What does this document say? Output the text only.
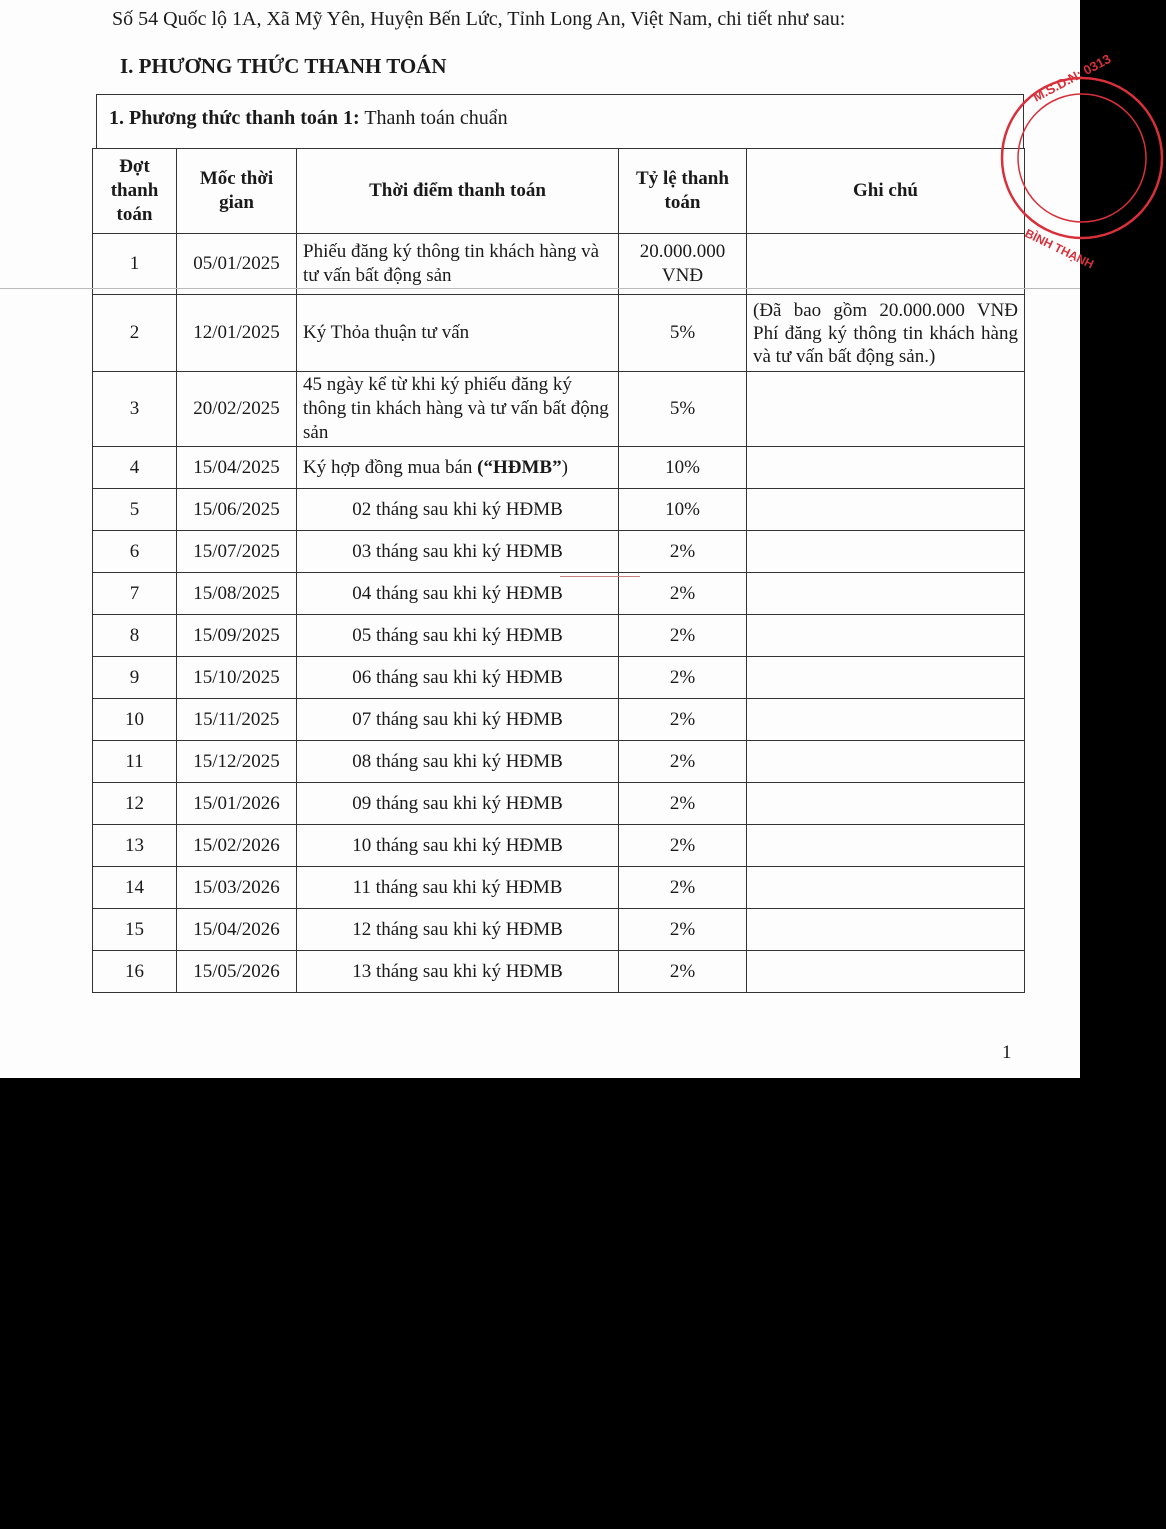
Số 54 Quốc lộ 1A, Xã Mỹ Yên, Huyện Bến Lức, Tỉnh Long An, Việt Nam, chi tiết như sau:
I. PHƯƠNG THỨC THANH TOÁN
1. Phương thức thanh toán 1: Thanh toán chuẩn
Đợt thanh toán	Mốc thời gian	Thời điểm thanh toán	Tỷ lệ thanh toán	Ghi chú
1	05/01/2025	Phiếu đăng ký thông tin khách hàng và tư vấn bất động sản	20.000.000 VNĐ	
2	12/01/2025	Ký Thỏa thuận tư vấn	5%	(Đã bao gồm 20.000.000 VNĐ Phí đăng ký thông tin khách hàng và tư vấn bất động sản.)
3	20/02/2025	45 ngày kể từ khi ký phiếu đăng ký thông tin khách hàng và tư vấn bất động sản	5%	
4	15/04/2025	Ký hợp đồng mua bán (“HĐMB”)	10%	
5	15/06/2025	02 tháng sau khi ký HĐMB	10%	
6	15/07/2025	03 tháng sau khi ký HĐMB	2%	
7	15/08/2025	04 tháng sau khi ký HĐMB	2%	
8	15/09/2025	05 tháng sau khi ký HĐMB	2%	
9	15/10/2025	06 tháng sau khi ký HĐMB	2%	
10	15/11/2025	07 tháng sau khi ký HĐMB	2%	
11	15/12/2025	08 tháng sau khi ký HĐMB	2%	
12	15/01/2026	09 tháng sau khi ký HĐMB	2%	
13	15/02/2026	10 tháng sau khi ký HĐMB	2%	
14	15/03/2026	11 tháng sau khi ký HĐMB	2%	
15	15/04/2026	12 tháng sau khi ký HĐMB	2%	
16	15/05/2026	13 tháng sau khi ký HĐMB	2%	
M.S.D.N: 0313
BÌNH THẠNH
1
·····
WHAT IS EXPECTED: Look through the records and gather every line containing "động".

ANSWER TO THE PROBLEM:
1	05/01/2025	Phiếu đăng ký thông tin khách hàng và tư vấn bất động sản	20.000.000 VNĐ	
2	12/01/2025	Ký Thỏa thuận tư vấn	5%	(Đã bao gồm 20.000.000 VNĐ Phí đăng ký thông tin khách hàng và tư vấn bất động sản.)
3	20/02/2025	45 ngày kể từ khi ký phiếu đăng ký thông tin khách hàng và tư vấn bất động sản	5%	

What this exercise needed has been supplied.